■ Directive
Search the material and gather each line with "views" in it.

┌─ Recorded data

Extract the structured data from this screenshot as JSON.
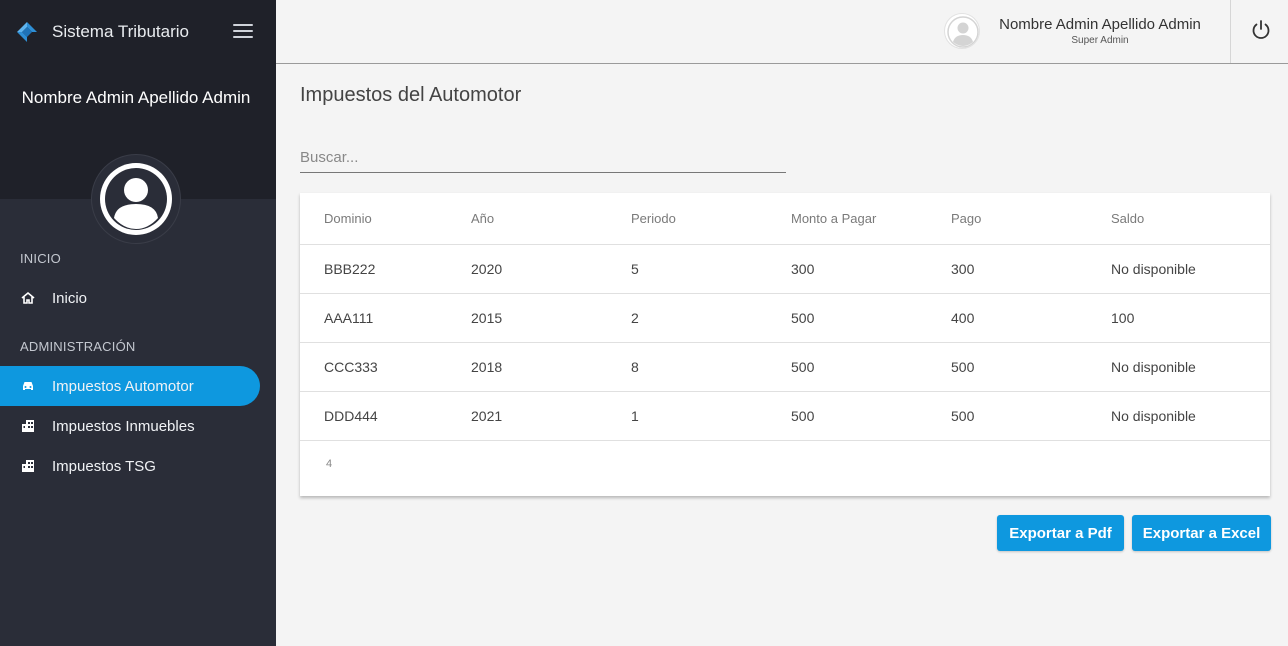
{
  "app": {
    "title": "Sistema Tributario"
  },
  "sidebar": {
    "username": "Nombre Admin Apellido Admin",
    "sections": [
      {
        "label": "INICIO"
      },
      {
        "label": "ADMINISTRACIÓN"
      }
    ],
    "items": [
      {
        "label": "Inicio",
        "icon": "home-icon"
      },
      {
        "label": "Impuestos Automotor",
        "icon": "car-icon",
        "active": true
      },
      {
        "label": "Impuestos Inmuebles",
        "icon": "building-icon"
      },
      {
        "label": "Impuestos TSG",
        "icon": "building-icon"
      }
    ]
  },
  "header": {
    "user_name": "Nombre Admin Apellido Admin",
    "user_role": "Super Admin",
    "logout_icon": "power-icon"
  },
  "main": {
    "title": "Impuestos del Automotor",
    "search": {
      "placeholder": "Buscar...",
      "value": ""
    },
    "table": {
      "headers": [
        "Dominio",
        "Año",
        "Periodo",
        "Monto a Pagar",
        "Pago",
        "Saldo"
      ],
      "rows": [
        [
          "BBB222",
          "2020",
          "5",
          "300",
          "300",
          "No disponible"
        ],
        [
          "AAA111",
          "2015",
          "2",
          "500",
          "400",
          "100"
        ],
        [
          "CCC333",
          "2018",
          "8",
          "500",
          "500",
          "No disponible"
        ],
        [
          "DDD444",
          "2021",
          "1",
          "500",
          "500",
          "No disponible"
        ]
      ],
      "footer_count": "4"
    },
    "buttons": {
      "export_pdf": "Exportar a Pdf",
      "export_excel": "Exportar a Excel"
    }
  },
  "colors": {
    "accent": "#0e98df",
    "sidebar_bg": "#2a2d38",
    "sidebar_top_bg": "#1f2129"
  }
}
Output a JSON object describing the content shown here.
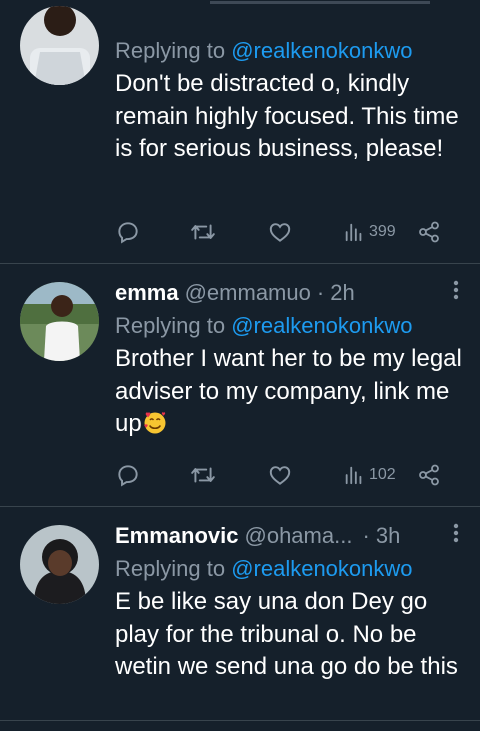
{
  "colors": {
    "background": "#15202b",
    "text_primary": "#ffffff",
    "text_secondary": "#8b98a5",
    "link": "#1d9bf0",
    "divider": "#38444d"
  },
  "tweets": [
    {
      "name": "",
      "handle": "",
      "time": "",
      "reply_prefix": "Replying to ",
      "reply_to": "@realkenokonkwo",
      "text": "Don't be distracted o, kindly remain highly focused. This time is for serious business, please!",
      "views": "399",
      "icons": [
        "reply-icon",
        "retweet-icon",
        "like-icon",
        "views-icon",
        "share-icon"
      ]
    },
    {
      "name": "emma",
      "handle": "@emmamuo",
      "time": "· 2h",
      "reply_prefix": "Replying to ",
      "reply_to": "@realkenokonkwo",
      "text": "Brother I want her to be my legal adviser to my company, link me up",
      "emoji": "smiling-face-with-hearts",
      "views": "102",
      "icons": [
        "reply-icon",
        "retweet-icon",
        "like-icon",
        "views-icon",
        "share-icon",
        "more-icon"
      ]
    },
    {
      "name": "Emmanovic",
      "handle": "@ohama...",
      "time": "· 3h",
      "reply_prefix": "Replying to ",
      "reply_to": "@realkenokonkwo",
      "text": "E be like say una don Dey go play for the tribunal o. No be wetin we send una go do be this",
      "icons": [
        "more-icon"
      ]
    }
  ]
}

└─

■ Answer to the problem
      "views": "399",
        "views-icon",
      "views": "102",
        "views-icon",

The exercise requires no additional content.